>> begin
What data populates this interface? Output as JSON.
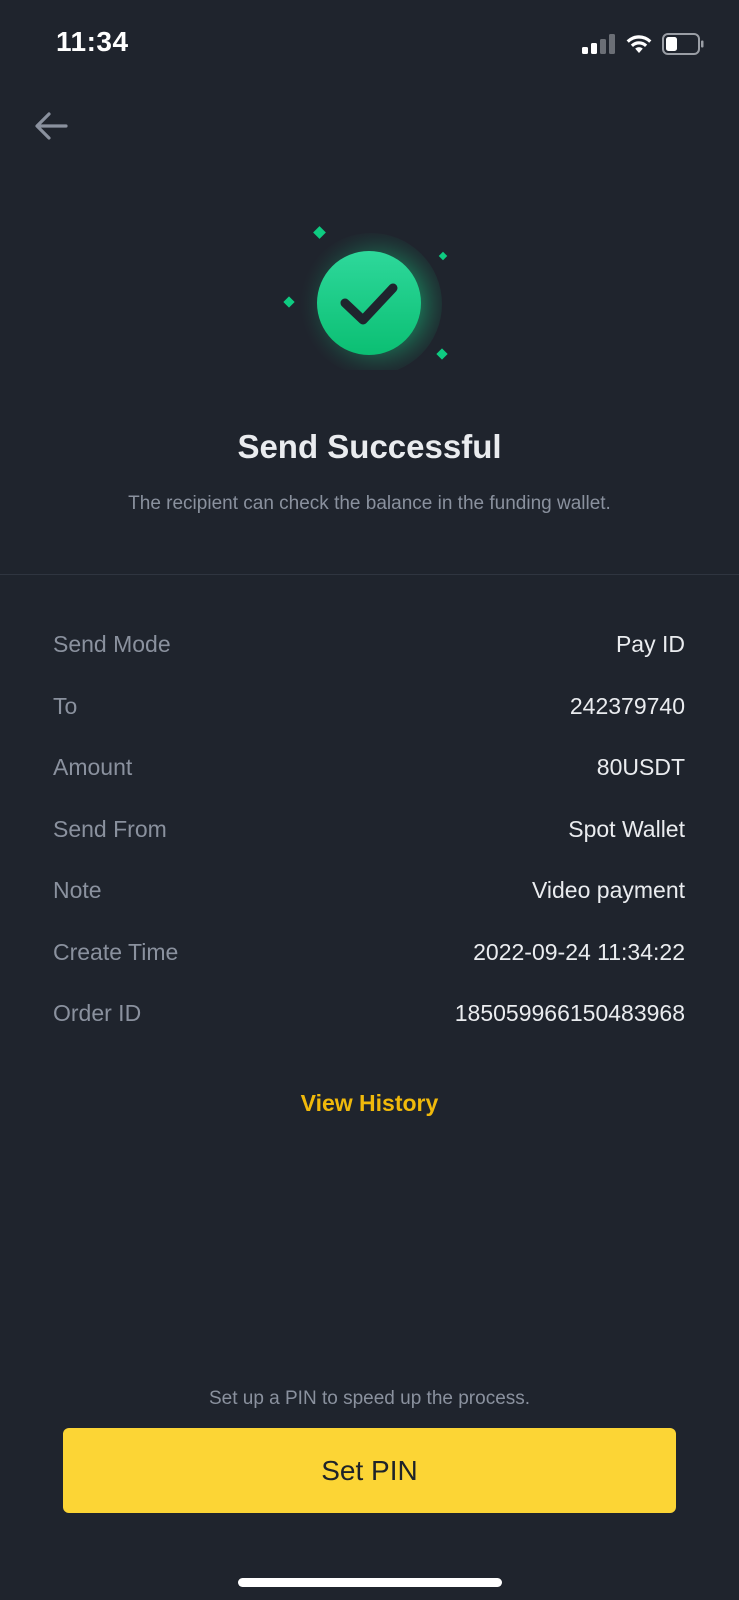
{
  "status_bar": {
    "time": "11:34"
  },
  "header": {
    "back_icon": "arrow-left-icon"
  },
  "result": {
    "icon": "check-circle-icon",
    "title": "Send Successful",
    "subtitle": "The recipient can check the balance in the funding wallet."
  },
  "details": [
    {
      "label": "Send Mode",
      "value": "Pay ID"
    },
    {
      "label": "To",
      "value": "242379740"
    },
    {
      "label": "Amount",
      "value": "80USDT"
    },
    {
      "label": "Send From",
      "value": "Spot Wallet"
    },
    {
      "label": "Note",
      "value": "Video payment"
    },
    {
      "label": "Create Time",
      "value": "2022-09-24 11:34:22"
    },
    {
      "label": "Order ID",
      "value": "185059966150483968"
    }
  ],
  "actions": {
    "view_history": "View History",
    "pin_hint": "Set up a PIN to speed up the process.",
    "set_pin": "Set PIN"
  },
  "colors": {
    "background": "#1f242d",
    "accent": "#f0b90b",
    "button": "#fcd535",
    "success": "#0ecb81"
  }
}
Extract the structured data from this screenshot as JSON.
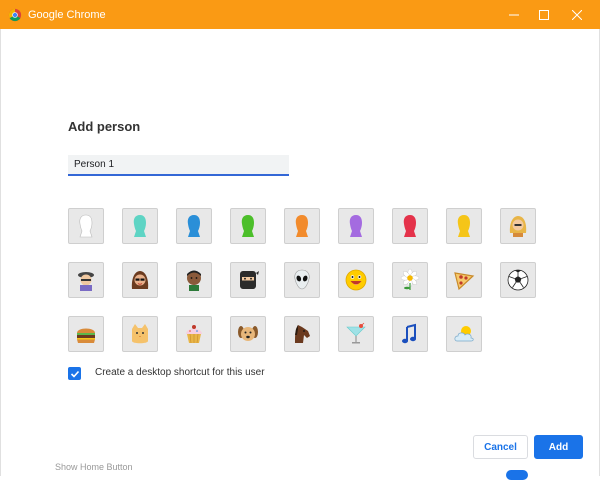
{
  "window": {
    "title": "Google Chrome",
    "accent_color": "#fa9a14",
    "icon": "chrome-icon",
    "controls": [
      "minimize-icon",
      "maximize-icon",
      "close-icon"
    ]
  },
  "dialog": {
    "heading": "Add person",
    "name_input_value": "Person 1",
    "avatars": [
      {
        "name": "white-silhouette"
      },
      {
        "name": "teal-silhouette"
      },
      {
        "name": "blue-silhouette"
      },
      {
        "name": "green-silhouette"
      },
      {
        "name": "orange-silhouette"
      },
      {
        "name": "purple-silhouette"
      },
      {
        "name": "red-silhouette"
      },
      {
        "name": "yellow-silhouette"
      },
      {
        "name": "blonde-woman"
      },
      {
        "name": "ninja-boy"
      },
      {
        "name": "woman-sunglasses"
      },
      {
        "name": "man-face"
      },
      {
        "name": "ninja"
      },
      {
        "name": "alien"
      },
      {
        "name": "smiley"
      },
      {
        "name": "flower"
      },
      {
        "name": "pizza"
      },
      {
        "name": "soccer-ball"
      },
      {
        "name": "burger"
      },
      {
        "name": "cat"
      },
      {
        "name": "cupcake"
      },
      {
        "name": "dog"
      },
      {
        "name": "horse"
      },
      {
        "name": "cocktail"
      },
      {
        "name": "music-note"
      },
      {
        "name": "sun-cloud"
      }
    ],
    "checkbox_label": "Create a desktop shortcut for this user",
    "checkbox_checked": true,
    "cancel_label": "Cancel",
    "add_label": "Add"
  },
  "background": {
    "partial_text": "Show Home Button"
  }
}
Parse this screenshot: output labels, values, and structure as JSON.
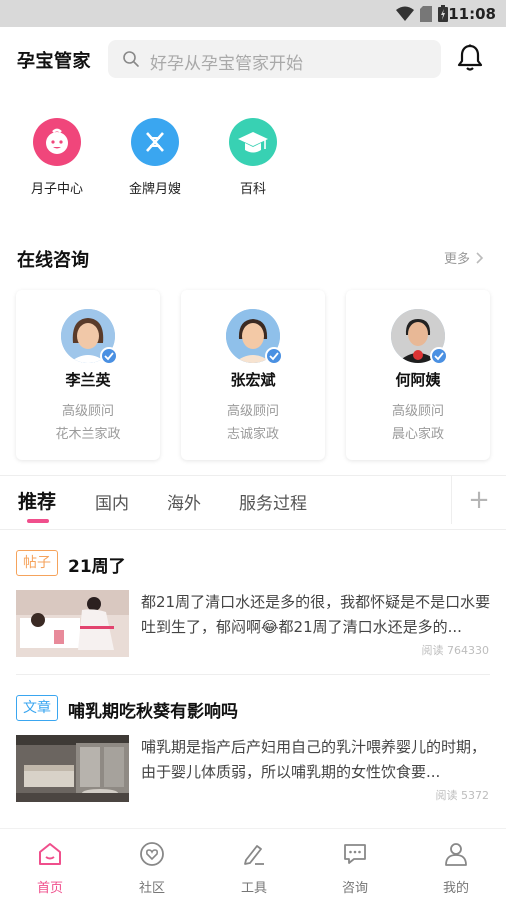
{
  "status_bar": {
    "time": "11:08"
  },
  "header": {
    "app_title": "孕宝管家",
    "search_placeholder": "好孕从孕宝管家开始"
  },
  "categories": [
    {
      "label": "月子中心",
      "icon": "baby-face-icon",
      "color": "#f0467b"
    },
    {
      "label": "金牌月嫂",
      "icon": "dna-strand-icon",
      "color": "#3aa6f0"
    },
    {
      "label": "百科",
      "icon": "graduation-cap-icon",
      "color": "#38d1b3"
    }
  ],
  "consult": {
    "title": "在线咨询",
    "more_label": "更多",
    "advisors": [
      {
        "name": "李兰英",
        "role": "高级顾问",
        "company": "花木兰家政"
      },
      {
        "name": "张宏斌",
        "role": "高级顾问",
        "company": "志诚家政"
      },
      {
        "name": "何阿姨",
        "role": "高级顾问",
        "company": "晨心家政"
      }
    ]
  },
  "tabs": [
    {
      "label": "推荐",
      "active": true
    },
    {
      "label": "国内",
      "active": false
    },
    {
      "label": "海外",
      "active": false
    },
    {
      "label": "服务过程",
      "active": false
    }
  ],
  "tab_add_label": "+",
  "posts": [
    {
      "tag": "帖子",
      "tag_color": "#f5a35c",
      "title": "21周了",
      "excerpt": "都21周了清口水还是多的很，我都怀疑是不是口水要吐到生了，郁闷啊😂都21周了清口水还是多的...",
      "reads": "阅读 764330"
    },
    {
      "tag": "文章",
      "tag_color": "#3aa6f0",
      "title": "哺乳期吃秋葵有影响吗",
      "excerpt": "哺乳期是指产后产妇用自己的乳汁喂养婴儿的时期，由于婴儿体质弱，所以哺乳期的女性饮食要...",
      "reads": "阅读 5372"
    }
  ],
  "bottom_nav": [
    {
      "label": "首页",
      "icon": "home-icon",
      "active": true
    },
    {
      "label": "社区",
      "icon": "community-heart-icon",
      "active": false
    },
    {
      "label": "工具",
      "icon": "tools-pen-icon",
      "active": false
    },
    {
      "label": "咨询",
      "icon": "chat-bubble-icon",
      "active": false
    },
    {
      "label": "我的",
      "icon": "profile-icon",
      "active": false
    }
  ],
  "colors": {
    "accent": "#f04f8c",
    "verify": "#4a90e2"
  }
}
>> end
» **Challenge**:
Leave the pictures out and output the rest of the listing exactly.

» **Solution to this task**:
What data populates this interface? Output as JSON.
{
  "status_bar": {
    "time": "11:34"
  },
  "header": {
    "back_icon": "arrow-left-icon"
  },
  "result": {
    "icon": "check-circle-icon",
    "title": "Send Successful",
    "subtitle": "The recipient can check the balance in the funding wallet."
  },
  "details": [
    {
      "label": "Send Mode",
      "value": "Pay ID"
    },
    {
      "label": "To",
      "value": "242379740"
    },
    {
      "label": "Amount",
      "value": "80USDT"
    },
    {
      "label": "Send From",
      "value": "Spot Wallet"
    },
    {
      "label": "Note",
      "value": "Video payment"
    },
    {
      "label": "Create Time",
      "value": "2022-09-24 11:34:22"
    },
    {
      "label": "Order ID",
      "value": "185059966150483968"
    }
  ],
  "actions": {
    "view_history": "View History",
    "pin_hint": "Set up a PIN to speed up the process.",
    "set_pin": "Set PIN"
  },
  "colors": {
    "background": "#1f242d",
    "accent": "#f0b90b",
    "button": "#fcd535",
    "success": "#0ecb81"
  }
}
Extract the structured data from this screenshot as JSON.
{
  "window": {
    "title": "Google Chrome",
    "accent_color": "#fa9a14",
    "icon": "chrome-icon",
    "controls": [
      "minimize-icon",
      "maximize-icon",
      "close-icon"
    ]
  },
  "dialog": {
    "heading": "Add person",
    "name_input_value": "Person 1",
    "avatars": [
      {
        "name": "white-silhouette"
      },
      {
        "name": "teal-silhouette"
      },
      {
        "name": "blue-silhouette"
      },
      {
        "name": "green-silhouette"
      },
      {
        "name": "orange-silhouette"
      },
      {
        "name": "purple-silhouette"
      },
      {
        "name": "red-silhouette"
      },
      {
        "name": "yellow-silhouette"
      },
      {
        "name": "blonde-woman"
      },
      {
        "name": "ninja-boy"
      },
      {
        "name": "woman-sunglasses"
      },
      {
        "name": "man-face"
      },
      {
        "name": "ninja"
      },
      {
        "name": "alien"
      },
      {
        "name": "smiley"
      },
      {
        "name": "flower"
      },
      {
        "name": "pizza"
      },
      {
        "name": "soccer-ball"
      },
      {
        "name": "burger"
      },
      {
        "name": "cat"
      },
      {
        "name": "cupcake"
      },
      {
        "name": "dog"
      },
      {
        "name": "horse"
      },
      {
        "name": "cocktail"
      },
      {
        "name": "music-note"
      },
      {
        "name": "sun-cloud"
      }
    ],
    "checkbox_label": "Create a desktop shortcut for this user",
    "checkbox_checked": true,
    "cancel_label": "Cancel",
    "add_label": "Add"
  },
  "background": {
    "partial_text": "Show Home Button"
  }
}
Parse this screenshot: output labels, values, and structure as JSON.
{
  "status_bar": {
    "time": "11:08"
  },
  "header": {
    "app_title": "孕宝管家",
    "search_placeholder": "好孕从孕宝管家开始"
  },
  "categories": [
    {
      "label": "月子中心",
      "icon": "baby-face-icon",
      "color": "#f0467b"
    },
    {
      "label": "金牌月嫂",
      "icon": "dna-strand-icon",
      "color": "#3aa6f0"
    },
    {
      "label": "百科",
      "icon": "graduation-cap-icon",
      "color": "#38d1b3"
    }
  ],
  "consult": {
    "title": "在线咨询",
    "more_label": "更多",
    "advisors": [
      {
        "name": "李兰英",
        "role": "高级顾问",
        "company": "花木兰家政"
      },
      {
        "name": "张宏斌",
        "role": "高级顾问",
        "company": "志诚家政"
      },
      {
        "name": "何阿姨",
        "role": "高级顾问",
        "company": "晨心家政"
      }
    ]
  },
  "tabs": [
    {
      "label": "推荐",
      "active": true
    },
    {
      "label": "国内",
      "active": false
    },
    {
      "label": "海外",
      "active": false
    },
    {
      "label": "服务过程",
      "active": false
    }
  ],
  "tab_add_label": "+",
  "posts": [
    {
      "tag": "帖子",
      "tag_color": "#f5a35c",
      "title": "21周了",
      "excerpt": "都21周了清口水还是多的很，我都怀疑是不是口水要吐到生了，郁闷啊😂都21周了清口水还是多的...",
      "reads": "阅读 764330"
    },
    {
      "tag": "文章",
      "tag_color": "#3aa6f0",
      "title": "哺乳期吃秋葵有影响吗",
      "excerpt": "哺乳期是指产后产妇用自己的乳汁喂养婴儿的时期，由于婴儿体质弱，所以哺乳期的女性饮食要...",
      "reads": "阅读 5372"
    }
  ],
  "bottom_nav": [
    {
      "label": "首页",
      "icon": "home-icon",
      "active": true
    },
    {
      "label": "社区",
      "icon": "community-heart-icon",
      "active": false
    },
    {
      "label": "工具",
      "icon": "tools-pen-icon",
      "active": false
    },
    {
      "label": "咨询",
      "icon": "chat-bubble-icon",
      "active": false
    },
    {
      "label": "我的",
      "icon": "profile-icon",
      "active": false
    }
  ],
  "colors": {
    "accent": "#f04f8c",
    "verify": "#4a90e2"
  }
}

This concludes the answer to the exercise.